Description of the task: Repeat verbatim every line of the material, beginning at the line that holds "Output the text content of this document." and ending at its last line.

Data section:

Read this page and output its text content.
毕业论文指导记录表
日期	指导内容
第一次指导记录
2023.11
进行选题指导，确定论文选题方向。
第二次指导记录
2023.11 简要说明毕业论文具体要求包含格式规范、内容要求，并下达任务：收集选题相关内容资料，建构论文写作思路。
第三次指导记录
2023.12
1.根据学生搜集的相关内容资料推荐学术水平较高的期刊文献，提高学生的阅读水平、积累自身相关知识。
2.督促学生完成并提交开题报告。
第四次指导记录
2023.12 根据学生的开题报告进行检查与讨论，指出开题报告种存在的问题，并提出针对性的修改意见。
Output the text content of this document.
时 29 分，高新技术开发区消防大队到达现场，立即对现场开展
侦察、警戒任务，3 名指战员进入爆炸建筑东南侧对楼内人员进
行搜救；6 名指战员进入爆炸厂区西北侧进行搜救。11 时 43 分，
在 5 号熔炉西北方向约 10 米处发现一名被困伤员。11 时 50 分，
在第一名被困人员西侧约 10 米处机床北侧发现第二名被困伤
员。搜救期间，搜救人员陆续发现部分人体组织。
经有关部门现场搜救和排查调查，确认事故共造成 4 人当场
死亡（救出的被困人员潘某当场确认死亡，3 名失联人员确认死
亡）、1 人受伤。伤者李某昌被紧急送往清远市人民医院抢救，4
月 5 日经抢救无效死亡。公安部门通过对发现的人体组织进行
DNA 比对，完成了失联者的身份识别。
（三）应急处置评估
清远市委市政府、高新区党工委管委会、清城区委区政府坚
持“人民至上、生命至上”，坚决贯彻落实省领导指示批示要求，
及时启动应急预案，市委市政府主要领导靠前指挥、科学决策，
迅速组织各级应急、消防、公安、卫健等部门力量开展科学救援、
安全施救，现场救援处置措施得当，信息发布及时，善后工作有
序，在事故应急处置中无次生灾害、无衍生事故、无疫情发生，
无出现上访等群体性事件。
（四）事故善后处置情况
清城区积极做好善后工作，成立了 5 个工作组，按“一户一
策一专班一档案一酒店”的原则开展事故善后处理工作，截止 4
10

Answer to this task:
Output the text content of this document.
时 29 分，高新技术开发区消防大队到达现场，立即对现场开展
侦察、警戒任务，3 名指战员进入爆炸建筑东南侧对楼内人员进
行搜救；6 名指战员进入爆炸厂区西北侧进行搜救。11 时 43 分，
在 5 号熔炉西北方向约 10 米处发现一名被困伤员。11 时 50 分，
在第一名被困人员西侧约 10 米处机床北侧发现第二名被困伤
员。搜救期间，搜救人员陆续发现部分人体组织。
经有关部门现场搜救和排查调查，确认事故共造成 4 人当场
死亡（救出的被困人员潘某当场确认死亡，3 名失联人员确认死
亡）、1 人受伤。伤者李某昌被紧急送往清远市人民医院抢救，4
月 5 日经抢救无效死亡。公安部门通过对发现的人体组织进行
DNA 比对，完成了失联者的身份识别。
（三）应急处置评估
清远市委市政府、高新区党工委管委会、清城区委区政府坚
持“人民至上、生命至上”，坚决贯彻落实省领导指示批示要求，
及时启动应急预案，市委市政府主要领导靠前指挥、科学决策，
迅速组织各级应急、消防、公安、卫健等部门力量开展科学救援、
安全施救，现场救援处置措施得当，信息发布及时，善后工作有
序，在事故应急处置中无次生灾害、无衍生事故、无疫情发生，
无出现上访等群体性事件。
（四）事故善后处置情况
清城区积极做好善后工作，成立了 5 个工作组，按“一户一
策一专班一档案一酒店”的原则开展事故善后处理工作，截止 4
10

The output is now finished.